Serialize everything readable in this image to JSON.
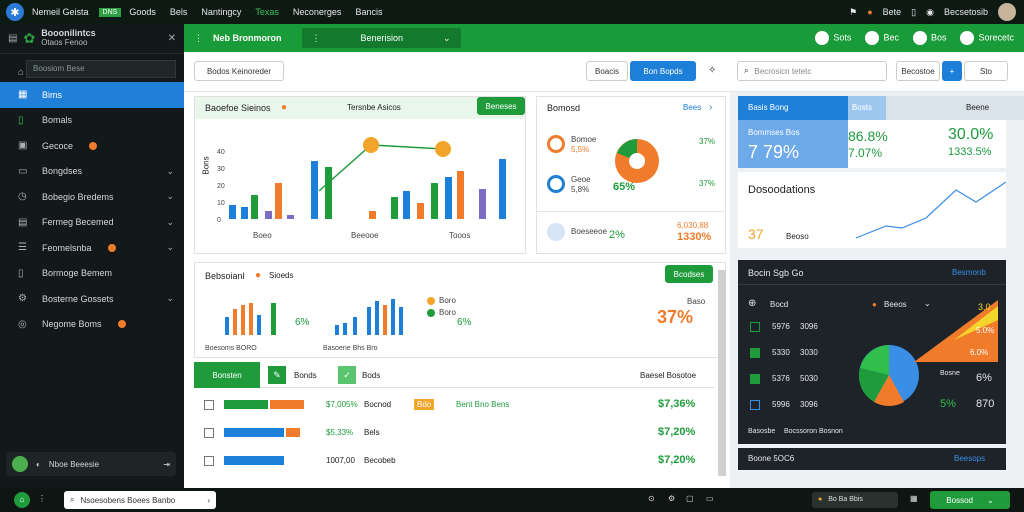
{
  "topbar": {
    "app_name": "Nemeil Geista",
    "badge": "DNS",
    "nav": [
      "Goods",
      "Bels",
      "Nantingcy",
      "Texas",
      "Neconerges",
      "Bancis"
    ],
    "active_nav": "Texas",
    "right": [
      "Bete",
      "Becsetosib"
    ]
  },
  "sidebar": {
    "brand_line1": "Booonilintcs",
    "brand_line2": "Otaos Fenoo",
    "search_placeholder": "Boosiom Bese",
    "items": [
      {
        "label": "Bims",
        "icon": "chart-icon"
      },
      {
        "label": "Bomals",
        "icon": "document-icon"
      },
      {
        "label": "Gecoce",
        "icon": "grid-icon"
      },
      {
        "label": "Bongdses",
        "icon": "folder-icon"
      },
      {
        "label": "Bobegio Bredems",
        "icon": "clock-icon"
      },
      {
        "label": "Fermeg Becemed",
        "icon": "calendar-icon"
      },
      {
        "label": "Feomelsnba",
        "icon": "list-icon"
      },
      {
        "label": "Bormoge Bemem",
        "icon": "document-icon"
      },
      {
        "label": "Bosterne Gossets",
        "icon": "settings-icon"
      },
      {
        "label": "Negome Boms",
        "icon": "globe-icon"
      }
    ],
    "footer_label": "Nboe Beeesie"
  },
  "greenbar": {
    "title": "Neb Bronmoron",
    "select_value": "Benerision",
    "right": [
      "Sots",
      "Bec",
      "Bos",
      "Sorecetc"
    ]
  },
  "toolbar": {
    "filter_label": "Bodos Keinoreder",
    "btn1": "Boacis",
    "btn2": "Bon Bopds",
    "search_placeholder": "Becrosicn tetetc",
    "sort_label": "Becostoe",
    "btn3": "Sto"
  },
  "card1": {
    "title": "Baoefoe Sieinos",
    "subtitle": "Tersnbe Asicos",
    "button": "Beneses",
    "xlabels": [
      "Boeo",
      "Beeooe",
      "Tooos"
    ],
    "ylabel": "Bons",
    "yticks": [
      "0",
      "10",
      "20",
      "30",
      "40"
    ]
  },
  "card2": {
    "title": "Bomosd",
    "link": "Bees",
    "items": [
      {
        "label": "Bomoe",
        "value": "5,5%"
      },
      {
        "label": "Geoe",
        "value": "5,8%"
      }
    ],
    "pct_big": "65%",
    "pct_a": "37%",
    "pct_b": "37%",
    "foot_label": "Boeseeoe",
    "foot_pct": "2%",
    "foot_value1": "6,030,88",
    "foot_value2": "1330%"
  },
  "card3": {
    "title": "Bebsoianl",
    "subtitle": "Sioeds",
    "button": "Bcodses",
    "pct_a": "6%",
    "pct_b": "6%",
    "labels": [
      "Boro",
      "Boro"
    ],
    "right_label": "Baso",
    "right_value": "37%",
    "foot_left": "Boesoms BORO",
    "foot_right": "Basoene Bhs Bro"
  },
  "table": {
    "tab1": "Bonsten",
    "tab2": "Bonds",
    "tab3": "Bods",
    "right_header": "Baesel Bosotoe",
    "rows": [
      {
        "value1": "$7,005%",
        "label": "Bocnod",
        "tag": "Bdo",
        "name": "Bent Bno Bens",
        "amount": "$7,36%"
      },
      {
        "value1": "$5,33%",
        "label": "Bels",
        "tag": "",
        "name": "",
        "amount": "$7,20%"
      },
      {
        "value1": "1007,00",
        "label": "Becobeb",
        "tag": "",
        "name": "",
        "amount": "$7,20%"
      }
    ]
  },
  "rp": {
    "tabs": [
      "Basis Bong",
      "Bosts",
      "Beene"
    ],
    "m1_label": "Bommses Bos",
    "m1_value": "7 79%",
    "m2_value": "86.8%",
    "m2_sub": "7.07%",
    "m3_value": "30.0%",
    "m3_sub": "1333.5%",
    "trend_title": "Dosoodations",
    "trend_value": "37",
    "trend_label": "Beoso"
  },
  "dark_panel": {
    "title": "Bocin Sgb Go",
    "link": "Besmonb",
    "filter_label": "Bocd",
    "filter2": "Beeos",
    "rows": [
      {
        "a": "5976",
        "b": "3096"
      },
      {
        "a": "5330",
        "b": "3030"
      },
      {
        "a": "5376",
        "b": "5030"
      },
      {
        "a": "5996",
        "b": "3096"
      }
    ],
    "pct_a": "3.0",
    "pct_b": "5.0%",
    "pct_c": "6.0%",
    "mid_label": "Bosne",
    "mid_value": "6%",
    "mid_pct": "5%",
    "mid_val2": "870",
    "foot_left": "Basosbe",
    "foot_mid": "Bocssoron Bosnon",
    "foot_btn": "Boone 5OC6",
    "foot_link": "Beesops"
  },
  "bottombar": {
    "search_text": "Nsoesobens Boees Banbo",
    "right_label": "Bo Ba Bbis",
    "button": "Bossod"
  },
  "colors": {
    "green": "#1f9b3c",
    "blue": "#1e7fd8",
    "orange": "#f07b2b",
    "purple": "#7e6bc4"
  }
}
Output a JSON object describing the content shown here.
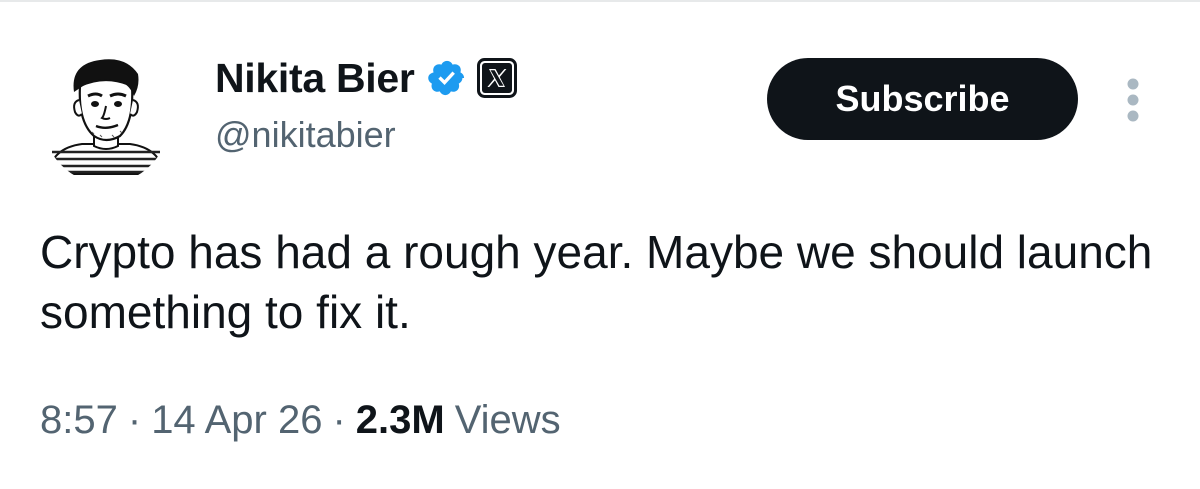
{
  "tweet": {
    "author": {
      "display_name": "Nikita Bier",
      "handle": "@nikitabier",
      "verified_icon": "verified-badge-icon",
      "affiliation_icon": "x-logo-icon"
    },
    "subscribe_label": "Subscribe",
    "more_icon": "more-vertical-icon",
    "text": "Crypto has had a rough year. Maybe we should launch something to fix it.",
    "time": "8:57",
    "date": "14 Apr 26",
    "separator": "·",
    "views_count": "2.3M",
    "views_label": "Views"
  },
  "colors": {
    "text_primary": "#0f1419",
    "text_secondary": "#536471",
    "verified_blue": "#1d9bf0",
    "button_bg": "#0f1419",
    "divider": "#e7e9ea"
  }
}
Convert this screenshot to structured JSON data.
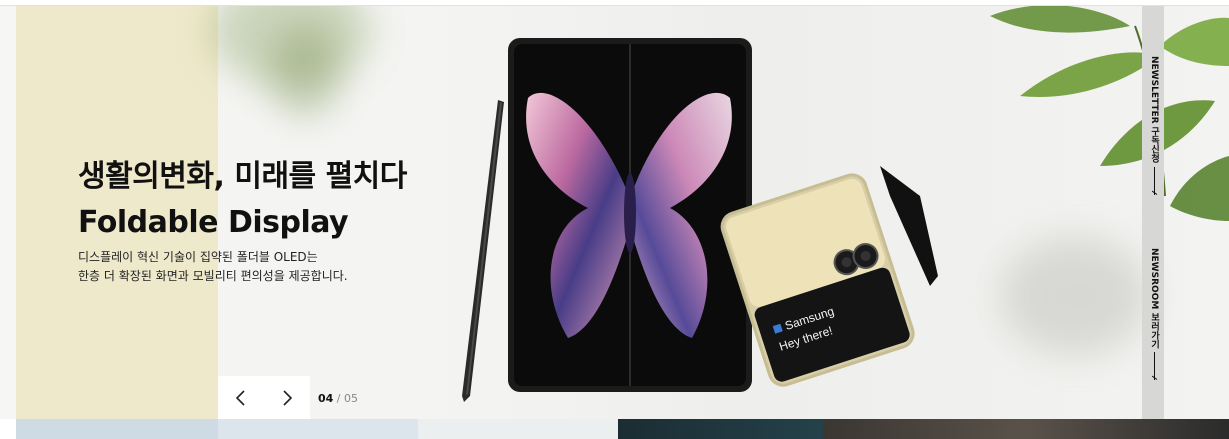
{
  "hero": {
    "headline_line1": "생활의변화, 미래를 펼치다",
    "headline_line2": "Foldable Display",
    "desc_line1": "디스플레이 혁신 기술이 집약된 폴더블 OLED는",
    "desc_line2": "한층 더 확장된 화면과 모빌리티 편의성을 제공합니다.",
    "slide_current": "04",
    "slide_separator": " / ",
    "slide_total": "05",
    "flip_screen_line1": "Samsung",
    "flip_screen_line2": "Hey there!"
  },
  "side_rail": {
    "newsletter_label": "NEWSLETTER 구독신청",
    "newsroom_label": "NEWSROOM 보러가기"
  },
  "icons": {
    "prev": "chevron-left-icon",
    "next": "chevron-right-icon"
  },
  "colors": {
    "beige_block": "#efe9cc",
    "rail": "#d7d7d5",
    "text": "#111111"
  }
}
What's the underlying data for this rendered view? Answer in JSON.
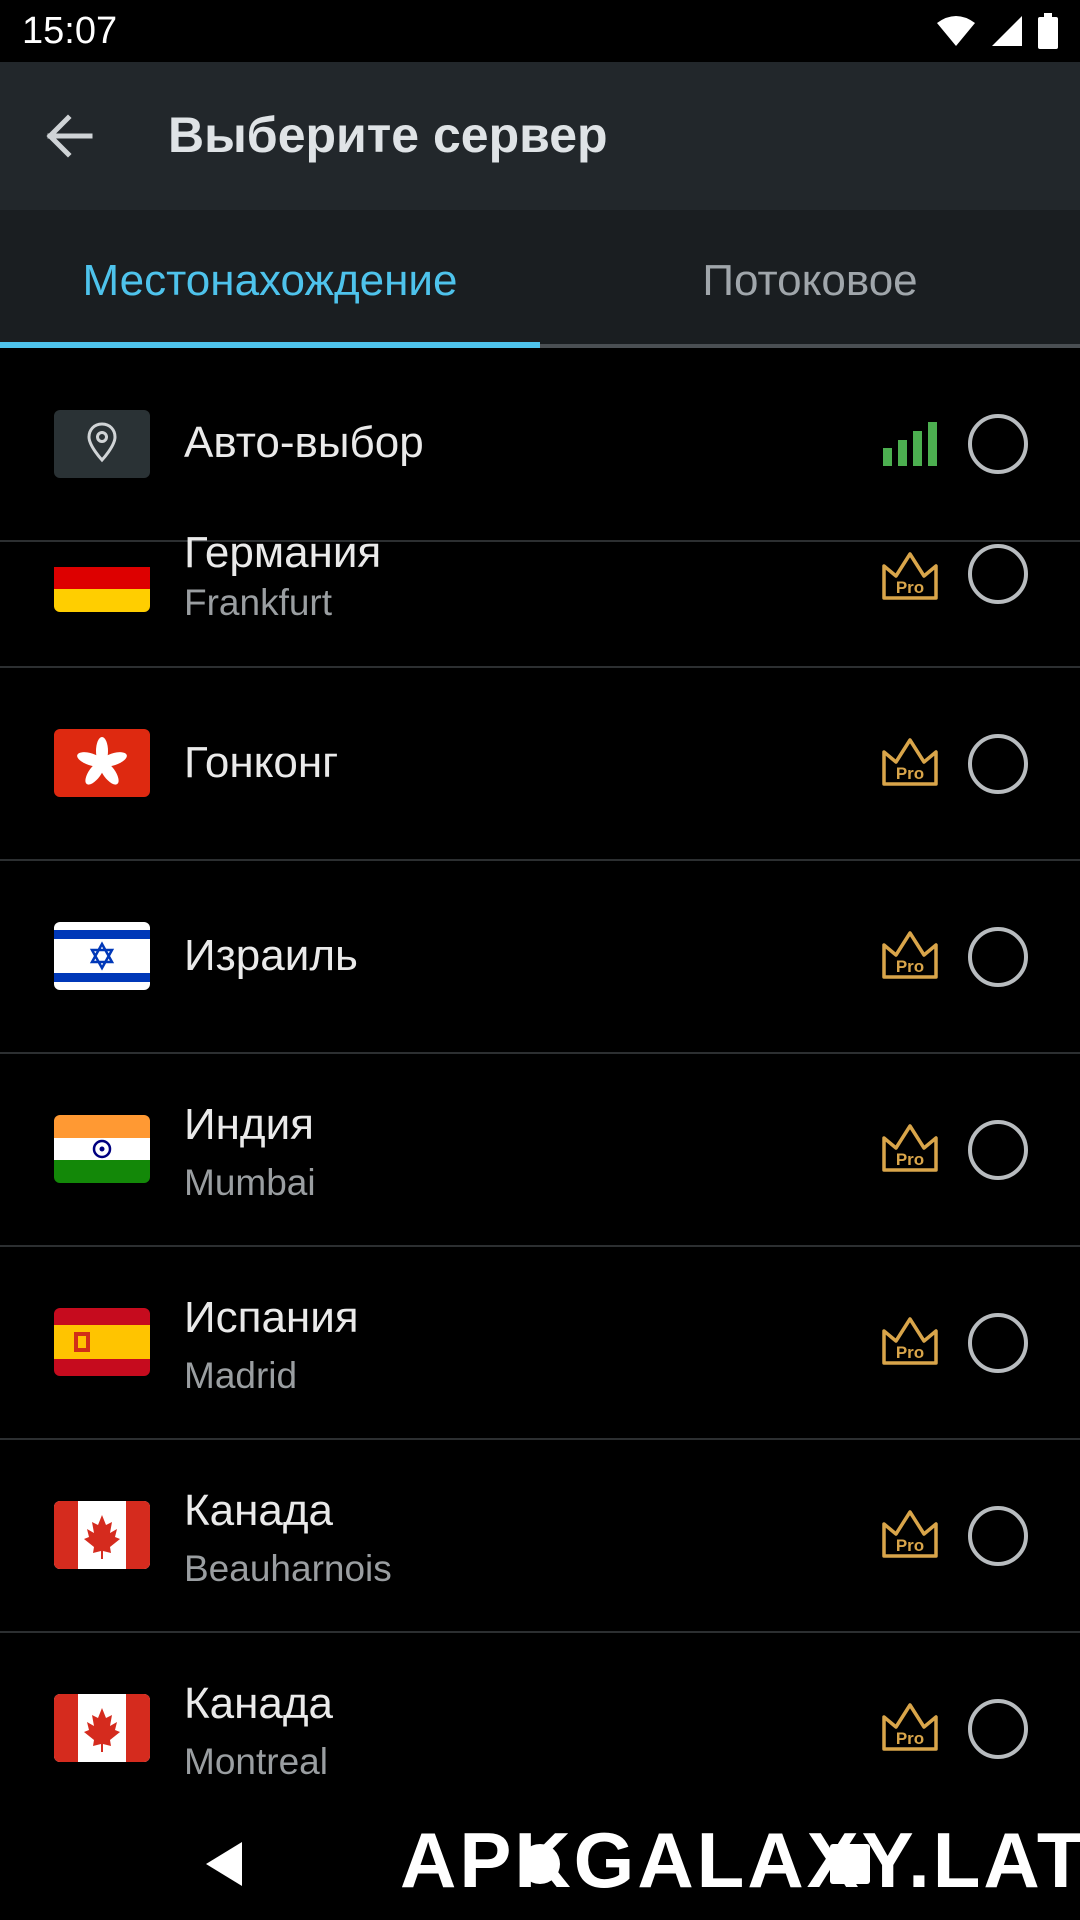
{
  "status_bar": {
    "time": "15:07"
  },
  "app_bar": {
    "title": "Выберите сервер"
  },
  "tabs": [
    {
      "label": "Местонахождение",
      "selected": true
    },
    {
      "label": "Потоковое",
      "selected": false
    }
  ],
  "servers": [
    {
      "country": "Авто-выбор",
      "city": "",
      "badge": "signal"
    },
    {
      "country": "Германия",
      "city": "Frankfurt",
      "badge": "pro"
    },
    {
      "country": "Гонконг",
      "city": "",
      "badge": "pro"
    },
    {
      "country": "Израиль",
      "city": "",
      "badge": "pro"
    },
    {
      "country": "Индия",
      "city": "Mumbai",
      "badge": "pro"
    },
    {
      "country": "Испания",
      "city": "Madrid",
      "badge": "pro"
    },
    {
      "country": "Канада",
      "city": "Beauharnois",
      "badge": "pro"
    },
    {
      "country": "Канада",
      "city": "Montreal",
      "badge": "pro"
    }
  ],
  "pro_badge_text": "Pro",
  "watermark": "APKGALAXY.LAT",
  "colors": {
    "accent": "#4ec3ec",
    "signal": "#4caf50",
    "pro_gold": "#d9a54a",
    "app_bar": "#22272b",
    "tab_bar": "#1a1e21"
  }
}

□ □ □

● Aim
Restate the records above in full, word for word. Keep pictures out.

● Output of the exercise
Serialize everything readable in this image to JSON.
{
  "topbar": {
    "app_name": "Nemeil Geista",
    "badge": "DNS",
    "nav": [
      "Goods",
      "Bels",
      "Nantingcy",
      "Texas",
      "Neconerges",
      "Bancis"
    ],
    "active_nav": "Texas",
    "right": [
      "Bete",
      "Becsetosib"
    ]
  },
  "sidebar": {
    "brand_line1": "Booonilintcs",
    "brand_line2": "Otaos Fenoo",
    "search_placeholder": "Boosiom Bese",
    "items": [
      {
        "label": "Bims",
        "icon": "chart-icon"
      },
      {
        "label": "Bomals",
        "icon": "document-icon"
      },
      {
        "label": "Gecoce",
        "icon": "grid-icon"
      },
      {
        "label": "Bongdses",
        "icon": "folder-icon"
      },
      {
        "label": "Bobegio Bredems",
        "icon": "clock-icon"
      },
      {
        "label": "Fermeg Becemed",
        "icon": "calendar-icon"
      },
      {
        "label": "Feomelsnba",
        "icon": "list-icon"
      },
      {
        "label": "Bormoge Bemem",
        "icon": "document-icon"
      },
      {
        "label": "Bosterne Gossets",
        "icon": "settings-icon"
      },
      {
        "label": "Negome Boms",
        "icon": "globe-icon"
      }
    ],
    "footer_label": "Nboe Beeesie"
  },
  "greenbar": {
    "title": "Neb Bronmoron",
    "select_value": "Benerision",
    "right": [
      "Sots",
      "Bec",
      "Bos",
      "Sorecetc"
    ]
  },
  "toolbar": {
    "filter_label": "Bodos Keinoreder",
    "btn1": "Boacis",
    "btn2": "Bon Bopds",
    "search_placeholder": "Becrosicn tetetc",
    "sort_label": "Becostoe",
    "btn3": "Sto"
  },
  "card1": {
    "title": "Baoefoe Sieinos",
    "subtitle": "Tersnbe Asicos",
    "button": "Beneses",
    "xlabels": [
      "Boeo",
      "Beeooe",
      "Tooos"
    ],
    "ylabel": "Bons",
    "yticks": [
      "0",
      "10",
      "20",
      "30",
      "40"
    ]
  },
  "card2": {
    "title": "Bomosd",
    "link": "Bees",
    "items": [
      {
        "label": "Bomoe",
        "value": "5,5%"
      },
      {
        "label": "Geoe",
        "value": "5,8%"
      }
    ],
    "pct_big": "65%",
    "pct_a": "37%",
    "pct_b": "37%",
    "foot_label": "Boeseeoe",
    "foot_pct": "2%",
    "foot_value1": "6,030,88",
    "foot_value2": "1330%"
  },
  "card3": {
    "title": "Bebsoianl",
    "subtitle": "Sioeds",
    "button": "Bcodses",
    "pct_a": "6%",
    "pct_b": "6%",
    "labels": [
      "Boro",
      "Boro"
    ],
    "right_label": "Baso",
    "right_value": "37%",
    "foot_left": "Boesoms BORO",
    "foot_right": "Basoene Bhs Bro"
  },
  "table": {
    "tab1": "Bonsten",
    "tab2": "Bonds",
    "tab3": "Bods",
    "right_header": "Baesel Bosotoe",
    "rows": [
      {
        "value1": "$7,005%",
        "label": "Bocnod",
        "tag": "Bdo",
        "name": "Bent Bno Bens",
        "amount": "$7,36%"
      },
      {
        "value1": "$5,33%",
        "label": "Bels",
        "tag": "",
        "name": "",
        "amount": "$7,20%"
      },
      {
        "value1": "1007,00",
        "label": "Becobeb",
        "tag": "",
        "name": "",
        "amount": "$7,20%"
      }
    ]
  },
  "rp": {
    "tabs": [
      "Basis Bong",
      "Bosts",
      "Beene"
    ],
    "m1_label": "Bommses Bos",
    "m1_value": "7 79%",
    "m2_value": "86.8%",
    "m2_sub": "7.07%",
    "m3_value": "30.0%",
    "m3_sub": "1333.5%",
    "trend_title": "Dosoodations",
    "trend_value": "37",
    "trend_label": "Beoso"
  },
  "dark_panel": {
    "title": "Bocin Sgb Go",
    "link": "Besmonb",
    "filter_label": "Bocd",
    "filter2": "Beeos",
    "rows": [
      {
        "a": "5976",
        "b": "3096"
      },
      {
        "a": "5330",
        "b": "3030"
      },
      {
        "a": "5376",
        "b": "5030"
      },
      {
        "a": "5996",
        "b": "3096"
      }
    ],
    "pct_a": "3.0",
    "pct_b": "5.0%",
    "pct_c": "6.0%",
    "mid_label": "Bosne",
    "mid_value": "6%",
    "mid_pct": "5%",
    "mid_val2": "870",
    "foot_left": "Basosbe",
    "foot_mid": "Bocssoron Bosnon",
    "foot_btn": "Boone 5OC6",
    "foot_link": "Beesops"
  },
  "bottombar": {
    "search_text": "Nsoesobens Boees Banbo",
    "right_label": "Bo Ba Bbis",
    "button": "Bossod"
  },
  "colors": {
    "green": "#1f9b3c",
    "blue": "#1e7fd8",
    "orange": "#f07b2b",
    "purple": "#7e6bc4"
  }
}
Output a JSON object describing the content shown here.
{
  "tweet": {
    "author": {
      "display_name": "Nikita Bier",
      "handle": "@nikitabier",
      "verified_icon": "verified-badge-icon",
      "affiliation_icon": "x-logo-icon"
    },
    "subscribe_label": "Subscribe",
    "more_icon": "more-vertical-icon",
    "text": "Crypto has had a rough year. Maybe we should launch something to fix it.",
    "time": "8:57",
    "date": "14 Apr 26",
    "separator": "·",
    "views_count": "2.3M",
    "views_label": "Views"
  },
  "colors": {
    "text_primary": "#0f1419",
    "text_secondary": "#536471",
    "verified_blue": "#1d9bf0",
    "button_bg": "#0f1419",
    "divider": "#e7e9ea"
  }
}
Convert this screenshot to structured JSON data.
{
  "hero": {
    "headline_line1": "생활의변화, 미래를 펼치다",
    "headline_line2": "Foldable Display",
    "desc_line1": "디스플레이 혁신 기술이 집약된 폴더블 OLED는",
    "desc_line2": "한층 더 확장된 화면과 모빌리티 편의성을 제공합니다.",
    "slide_current": "04",
    "slide_separator": " / ",
    "slide_total": "05",
    "flip_screen_line1": "Samsung",
    "flip_screen_line2": "Hey there!"
  },
  "side_rail": {
    "newsletter_label": "NEWSLETTER 구독신청",
    "newsroom_label": "NEWSROOM 보러가기"
  },
  "icons": {
    "prev": "chevron-left-icon",
    "next": "chevron-right-icon"
  },
  "colors": {
    "beige_block": "#efe9cc",
    "rail": "#d7d7d5",
    "text": "#111111"
  }
}
What's the underlying data for this rendered view? Answer in JSON.
{
  "status_bar": {
    "time": "15:07"
  },
  "app_bar": {
    "title": "Выберите сервер"
  },
  "tabs": [
    {
      "label": "Местонахождение",
      "selected": true
    },
    {
      "label": "Потоковое",
      "selected": false
    }
  ],
  "servers": [
    {
      "country": "Авто-выбор",
      "city": "",
      "badge": "signal"
    },
    {
      "country": "Германия",
      "city": "Frankfurt",
      "badge": "pro"
    },
    {
      "country": "Гонконг",
      "city": "",
      "badge": "pro"
    },
    {
      "country": "Израиль",
      "city": "",
      "badge": "pro"
    },
    {
      "country": "Индия",
      "city": "Mumbai",
      "badge": "pro"
    },
    {
      "country": "Испания",
      "city": "Madrid",
      "badge": "pro"
    },
    {
      "country": "Канада",
      "city": "Beauharnois",
      "badge": "pro"
    },
    {
      "country": "Канада",
      "city": "Montreal",
      "badge": "pro"
    }
  ],
  "pro_badge_text": "Pro",
  "watermark": "APKGALAXY.LAT",
  "colors": {
    "accent": "#4ec3ec",
    "signal": "#4caf50",
    "pro_gold": "#d9a54a",
    "app_bar": "#22272b",
    "tab_bar": "#1a1e21"
  }
}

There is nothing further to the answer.